▸ **Job**
Copy out each line that mentions the word "video".

▸ **Data for this task**
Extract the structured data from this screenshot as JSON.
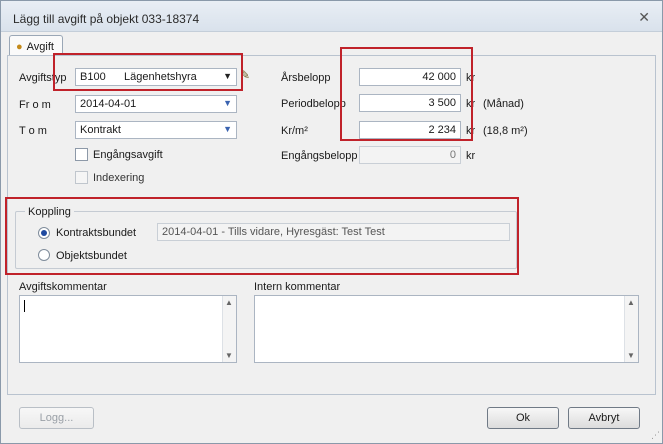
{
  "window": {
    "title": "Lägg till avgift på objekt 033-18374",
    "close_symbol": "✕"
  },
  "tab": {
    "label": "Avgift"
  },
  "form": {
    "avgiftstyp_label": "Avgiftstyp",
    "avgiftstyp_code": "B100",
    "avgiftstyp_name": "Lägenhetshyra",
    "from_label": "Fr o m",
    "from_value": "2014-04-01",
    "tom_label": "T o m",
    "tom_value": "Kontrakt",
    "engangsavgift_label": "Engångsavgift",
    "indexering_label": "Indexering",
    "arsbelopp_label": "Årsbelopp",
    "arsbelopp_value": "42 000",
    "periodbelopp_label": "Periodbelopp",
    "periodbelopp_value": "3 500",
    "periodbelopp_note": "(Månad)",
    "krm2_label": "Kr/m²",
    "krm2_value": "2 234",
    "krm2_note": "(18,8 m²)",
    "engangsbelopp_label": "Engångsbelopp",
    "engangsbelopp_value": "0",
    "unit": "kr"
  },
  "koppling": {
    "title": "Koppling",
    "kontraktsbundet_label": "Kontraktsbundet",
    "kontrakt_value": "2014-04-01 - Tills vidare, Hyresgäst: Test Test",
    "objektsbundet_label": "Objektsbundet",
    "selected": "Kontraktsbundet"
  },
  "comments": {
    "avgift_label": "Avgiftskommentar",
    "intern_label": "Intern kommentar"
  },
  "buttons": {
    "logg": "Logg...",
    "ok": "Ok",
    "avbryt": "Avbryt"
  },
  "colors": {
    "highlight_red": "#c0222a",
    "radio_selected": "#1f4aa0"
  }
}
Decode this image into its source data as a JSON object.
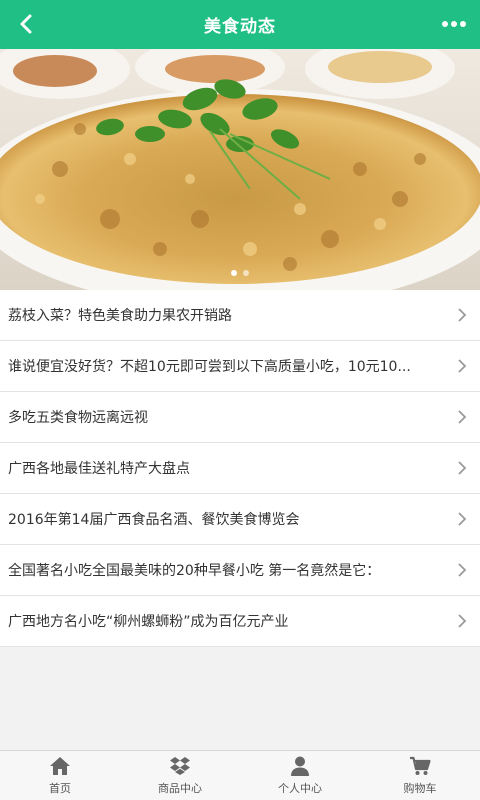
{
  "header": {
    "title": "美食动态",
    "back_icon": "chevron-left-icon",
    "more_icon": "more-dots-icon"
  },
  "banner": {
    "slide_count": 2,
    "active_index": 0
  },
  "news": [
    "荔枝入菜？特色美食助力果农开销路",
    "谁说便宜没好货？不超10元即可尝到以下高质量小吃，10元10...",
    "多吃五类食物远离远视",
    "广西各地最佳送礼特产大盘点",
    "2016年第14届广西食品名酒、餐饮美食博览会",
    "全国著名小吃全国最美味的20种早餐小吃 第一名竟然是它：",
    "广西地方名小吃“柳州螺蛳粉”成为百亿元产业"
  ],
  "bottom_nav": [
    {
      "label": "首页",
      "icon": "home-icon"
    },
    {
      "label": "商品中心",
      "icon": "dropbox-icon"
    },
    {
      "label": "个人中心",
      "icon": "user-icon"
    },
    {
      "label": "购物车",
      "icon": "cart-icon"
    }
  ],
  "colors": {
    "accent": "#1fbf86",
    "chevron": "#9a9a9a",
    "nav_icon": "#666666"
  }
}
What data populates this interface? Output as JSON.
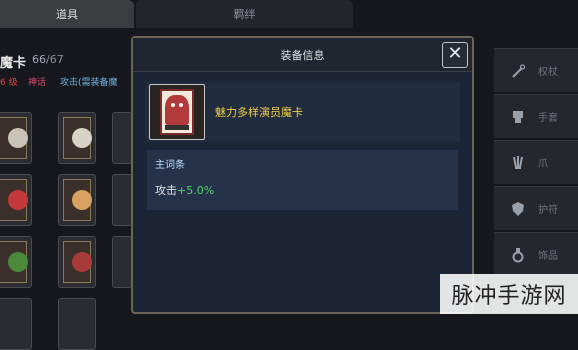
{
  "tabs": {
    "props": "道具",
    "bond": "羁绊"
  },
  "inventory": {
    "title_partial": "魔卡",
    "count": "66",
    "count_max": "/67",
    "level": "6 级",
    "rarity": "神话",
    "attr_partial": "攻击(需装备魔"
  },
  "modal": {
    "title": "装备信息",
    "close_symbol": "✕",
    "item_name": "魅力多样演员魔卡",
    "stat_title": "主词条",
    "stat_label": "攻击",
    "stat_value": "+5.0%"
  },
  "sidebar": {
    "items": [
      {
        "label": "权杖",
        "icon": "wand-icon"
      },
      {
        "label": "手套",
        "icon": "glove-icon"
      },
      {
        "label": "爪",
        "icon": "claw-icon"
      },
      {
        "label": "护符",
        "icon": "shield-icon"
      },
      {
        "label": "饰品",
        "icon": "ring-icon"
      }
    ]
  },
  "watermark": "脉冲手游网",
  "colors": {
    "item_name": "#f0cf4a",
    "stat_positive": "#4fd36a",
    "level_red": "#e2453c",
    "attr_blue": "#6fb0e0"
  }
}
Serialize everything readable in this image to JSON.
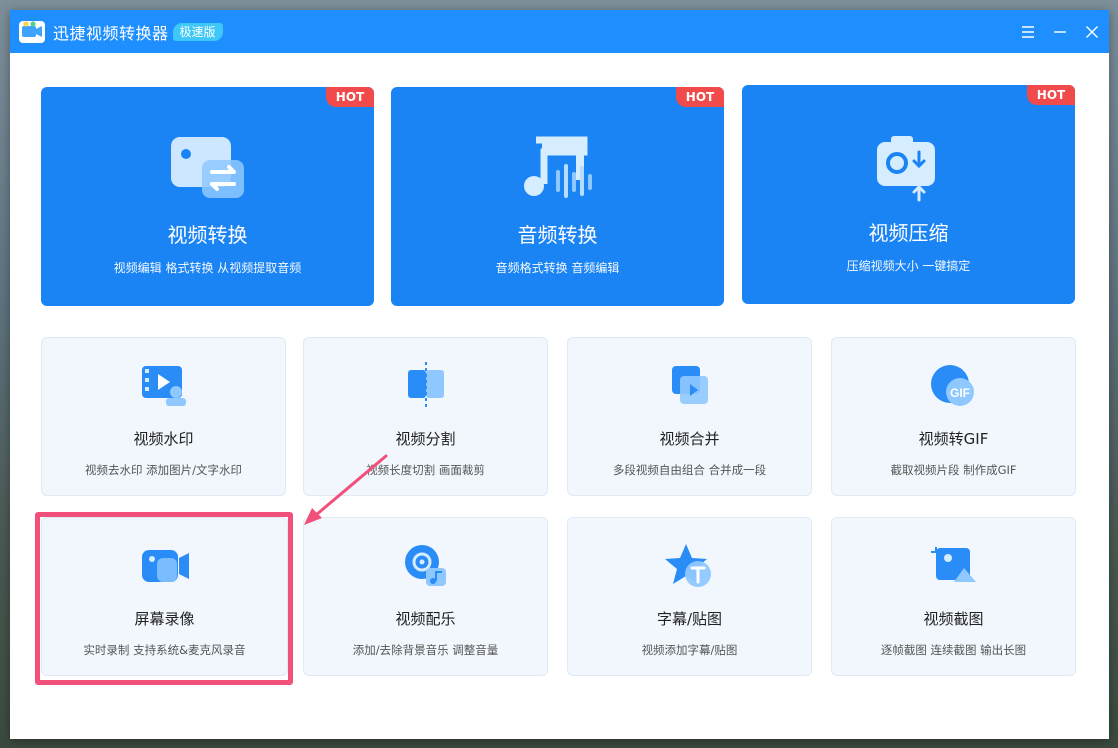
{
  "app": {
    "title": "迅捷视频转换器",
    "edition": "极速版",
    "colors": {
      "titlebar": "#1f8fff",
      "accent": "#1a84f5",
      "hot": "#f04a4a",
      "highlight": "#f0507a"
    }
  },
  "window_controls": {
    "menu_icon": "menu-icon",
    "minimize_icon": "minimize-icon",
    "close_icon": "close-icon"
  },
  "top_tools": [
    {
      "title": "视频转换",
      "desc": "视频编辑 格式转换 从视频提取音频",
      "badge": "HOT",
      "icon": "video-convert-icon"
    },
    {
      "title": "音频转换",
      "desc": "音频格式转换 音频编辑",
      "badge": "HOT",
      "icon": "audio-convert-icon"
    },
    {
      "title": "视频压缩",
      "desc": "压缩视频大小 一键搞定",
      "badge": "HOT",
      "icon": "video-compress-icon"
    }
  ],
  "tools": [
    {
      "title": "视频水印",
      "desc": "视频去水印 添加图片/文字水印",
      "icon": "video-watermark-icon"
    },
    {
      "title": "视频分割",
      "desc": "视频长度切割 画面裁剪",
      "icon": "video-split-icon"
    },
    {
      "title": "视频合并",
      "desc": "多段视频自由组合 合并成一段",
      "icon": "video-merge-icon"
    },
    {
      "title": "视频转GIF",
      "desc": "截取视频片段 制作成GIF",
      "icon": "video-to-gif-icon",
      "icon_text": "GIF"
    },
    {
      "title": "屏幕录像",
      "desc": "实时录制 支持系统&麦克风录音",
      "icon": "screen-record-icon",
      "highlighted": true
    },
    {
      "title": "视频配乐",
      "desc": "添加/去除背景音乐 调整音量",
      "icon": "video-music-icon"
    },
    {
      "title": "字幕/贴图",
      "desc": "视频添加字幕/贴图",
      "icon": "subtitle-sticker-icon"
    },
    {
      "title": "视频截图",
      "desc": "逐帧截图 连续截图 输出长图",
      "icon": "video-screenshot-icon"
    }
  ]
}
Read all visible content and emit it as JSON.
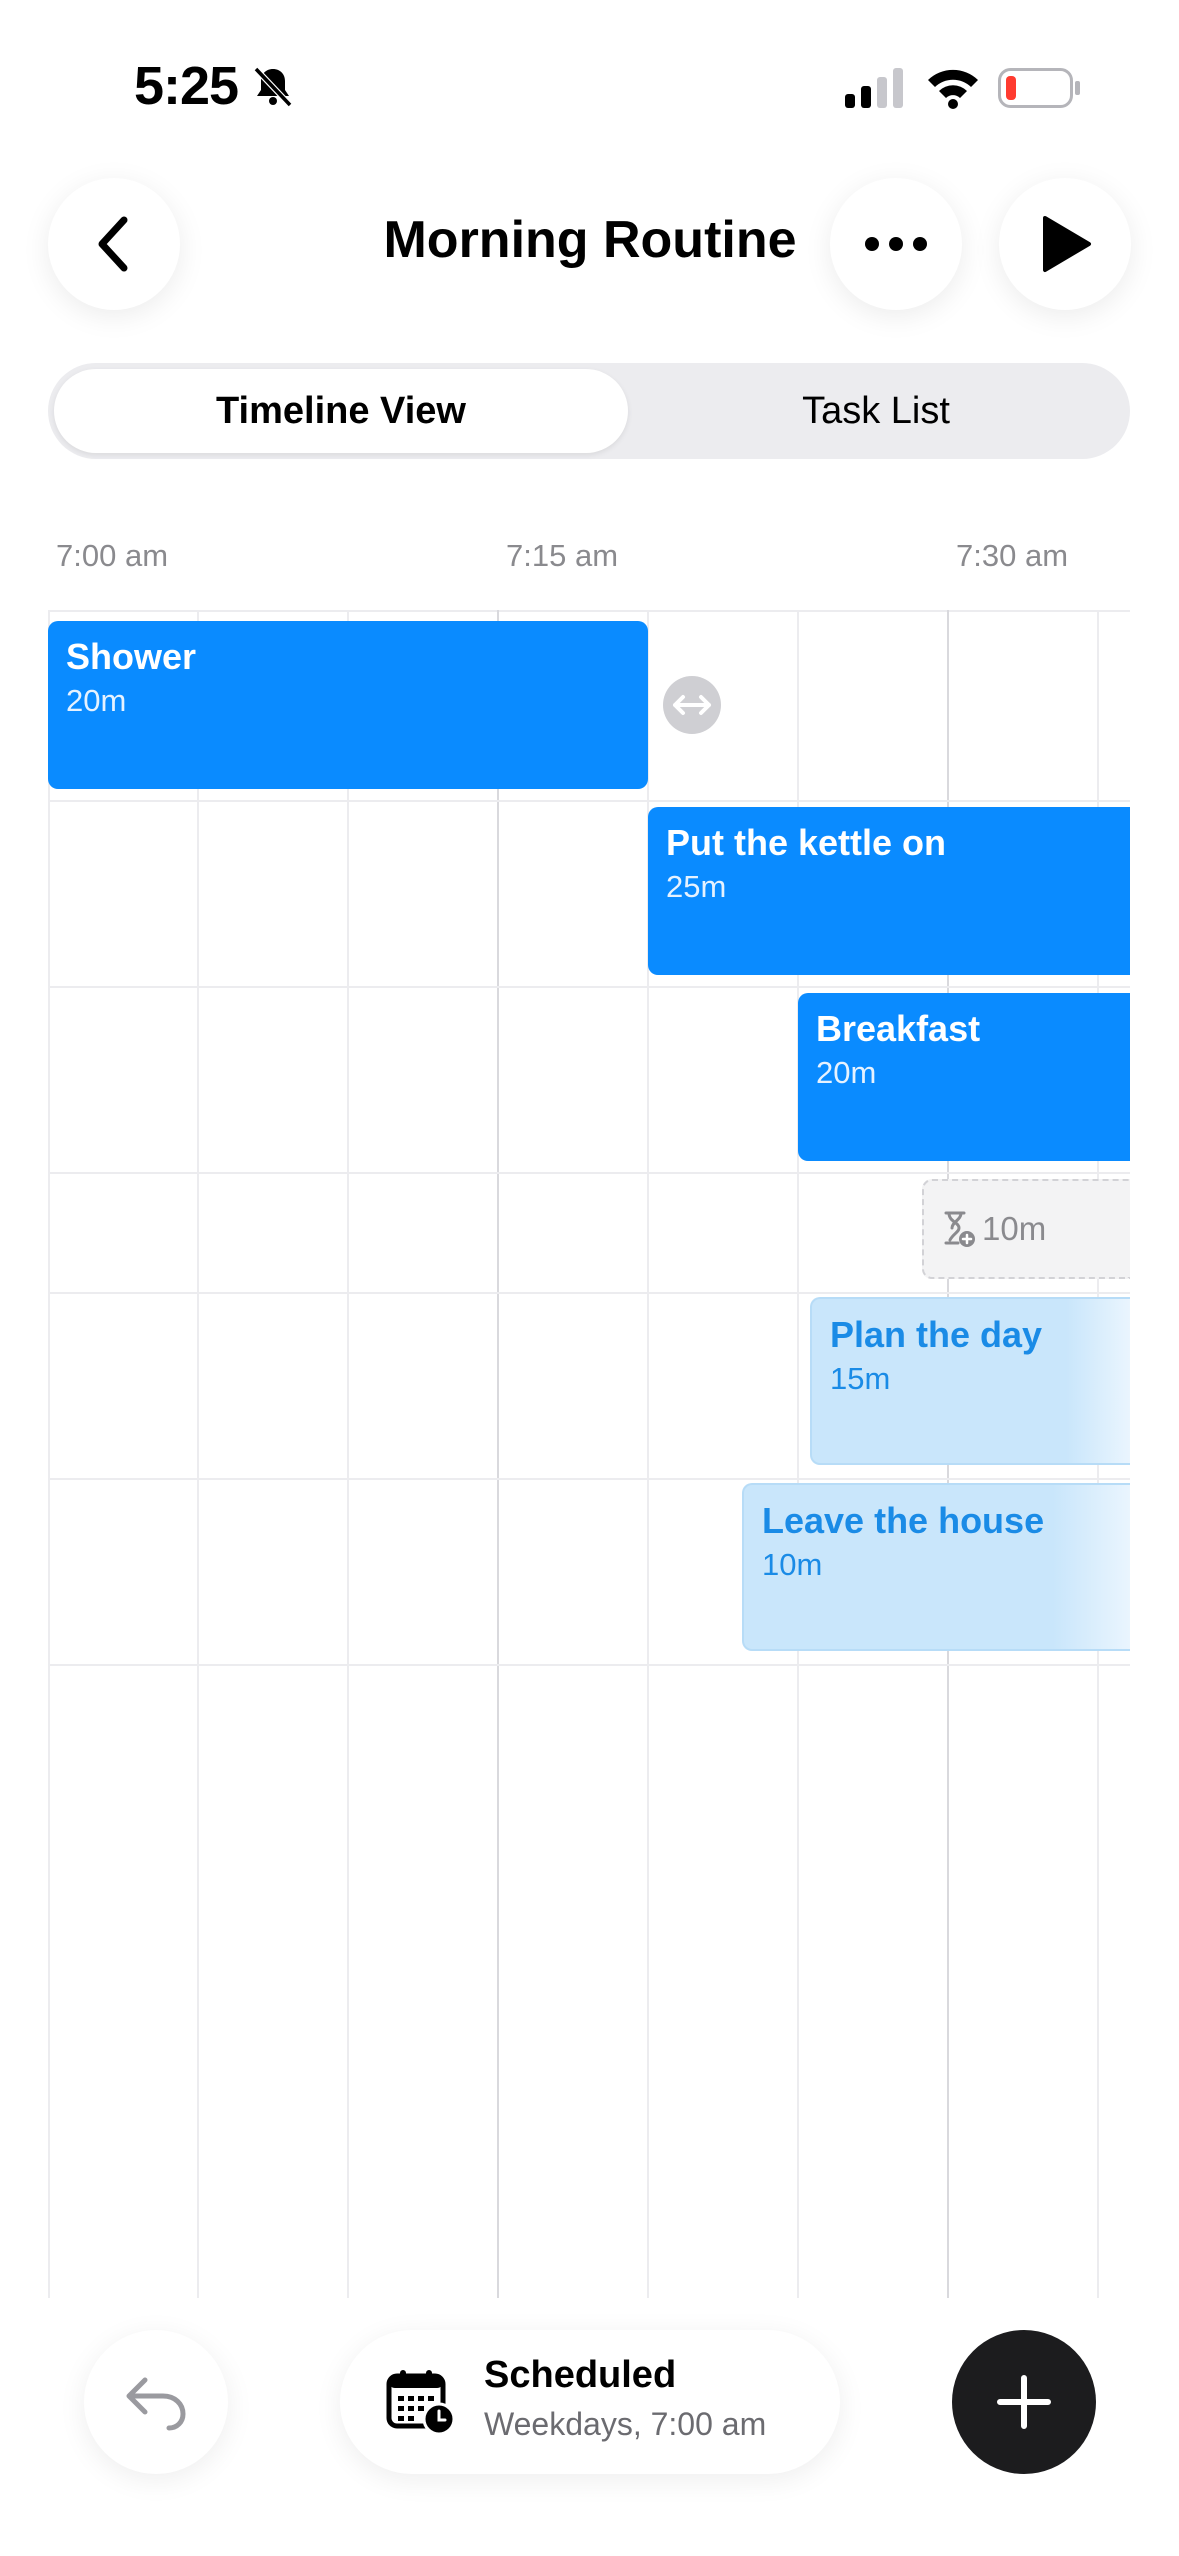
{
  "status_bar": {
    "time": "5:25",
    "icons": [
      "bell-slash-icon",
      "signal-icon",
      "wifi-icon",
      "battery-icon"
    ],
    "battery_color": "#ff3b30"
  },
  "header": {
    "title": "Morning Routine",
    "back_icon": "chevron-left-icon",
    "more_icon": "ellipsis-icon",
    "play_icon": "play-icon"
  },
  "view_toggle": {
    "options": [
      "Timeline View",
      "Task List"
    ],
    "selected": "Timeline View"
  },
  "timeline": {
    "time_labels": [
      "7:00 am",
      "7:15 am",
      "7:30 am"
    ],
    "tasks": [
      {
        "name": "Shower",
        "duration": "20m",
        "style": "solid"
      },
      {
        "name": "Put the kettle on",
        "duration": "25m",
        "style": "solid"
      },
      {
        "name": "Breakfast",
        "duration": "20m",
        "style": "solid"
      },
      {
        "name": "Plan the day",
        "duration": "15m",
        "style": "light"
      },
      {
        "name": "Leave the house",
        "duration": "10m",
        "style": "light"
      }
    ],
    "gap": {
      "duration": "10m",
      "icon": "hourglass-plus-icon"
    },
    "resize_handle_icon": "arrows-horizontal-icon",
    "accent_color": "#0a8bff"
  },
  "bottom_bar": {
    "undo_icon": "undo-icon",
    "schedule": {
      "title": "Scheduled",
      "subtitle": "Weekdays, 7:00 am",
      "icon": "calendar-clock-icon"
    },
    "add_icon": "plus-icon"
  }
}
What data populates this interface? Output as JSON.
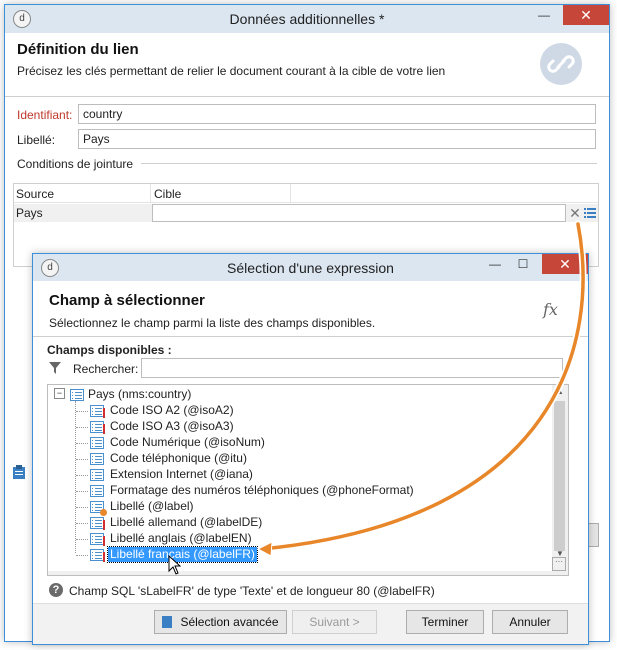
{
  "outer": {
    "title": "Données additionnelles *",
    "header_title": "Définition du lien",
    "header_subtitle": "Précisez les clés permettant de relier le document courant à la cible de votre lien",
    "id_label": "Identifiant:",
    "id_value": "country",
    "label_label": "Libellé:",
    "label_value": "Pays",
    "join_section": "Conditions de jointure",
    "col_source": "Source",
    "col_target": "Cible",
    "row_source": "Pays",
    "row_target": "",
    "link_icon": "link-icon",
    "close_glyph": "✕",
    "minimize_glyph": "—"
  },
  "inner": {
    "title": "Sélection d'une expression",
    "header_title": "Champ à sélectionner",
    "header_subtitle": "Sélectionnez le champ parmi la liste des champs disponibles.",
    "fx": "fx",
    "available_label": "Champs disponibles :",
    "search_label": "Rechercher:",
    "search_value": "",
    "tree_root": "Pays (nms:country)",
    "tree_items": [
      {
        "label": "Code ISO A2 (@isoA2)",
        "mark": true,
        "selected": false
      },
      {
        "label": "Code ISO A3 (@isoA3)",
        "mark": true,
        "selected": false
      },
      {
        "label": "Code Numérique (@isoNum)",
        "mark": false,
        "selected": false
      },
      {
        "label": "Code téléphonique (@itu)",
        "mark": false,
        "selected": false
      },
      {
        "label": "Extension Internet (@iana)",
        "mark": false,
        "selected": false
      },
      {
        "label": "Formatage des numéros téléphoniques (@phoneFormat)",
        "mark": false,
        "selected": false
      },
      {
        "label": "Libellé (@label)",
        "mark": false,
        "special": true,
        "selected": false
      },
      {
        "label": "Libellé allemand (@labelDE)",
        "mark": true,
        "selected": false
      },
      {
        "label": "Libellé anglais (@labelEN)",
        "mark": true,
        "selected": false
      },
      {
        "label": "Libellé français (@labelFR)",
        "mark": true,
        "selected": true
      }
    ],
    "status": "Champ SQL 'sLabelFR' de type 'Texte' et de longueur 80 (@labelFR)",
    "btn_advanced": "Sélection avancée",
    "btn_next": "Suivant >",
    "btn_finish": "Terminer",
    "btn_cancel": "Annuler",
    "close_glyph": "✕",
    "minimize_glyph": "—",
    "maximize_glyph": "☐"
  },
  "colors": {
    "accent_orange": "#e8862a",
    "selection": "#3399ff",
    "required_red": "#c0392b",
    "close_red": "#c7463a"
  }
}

▸ **Result of this task**
      "icon": "video-convert-icon"
      "icon": "video-compress-icon"
      "icon": "video-watermark-icon"
      "icon": "video-split-icon"
      "icon": "video-merge-icon"
      "icon": "video-to-gif-icon",
      "icon": "video-music-icon"
      "icon": "video-screenshot-icon"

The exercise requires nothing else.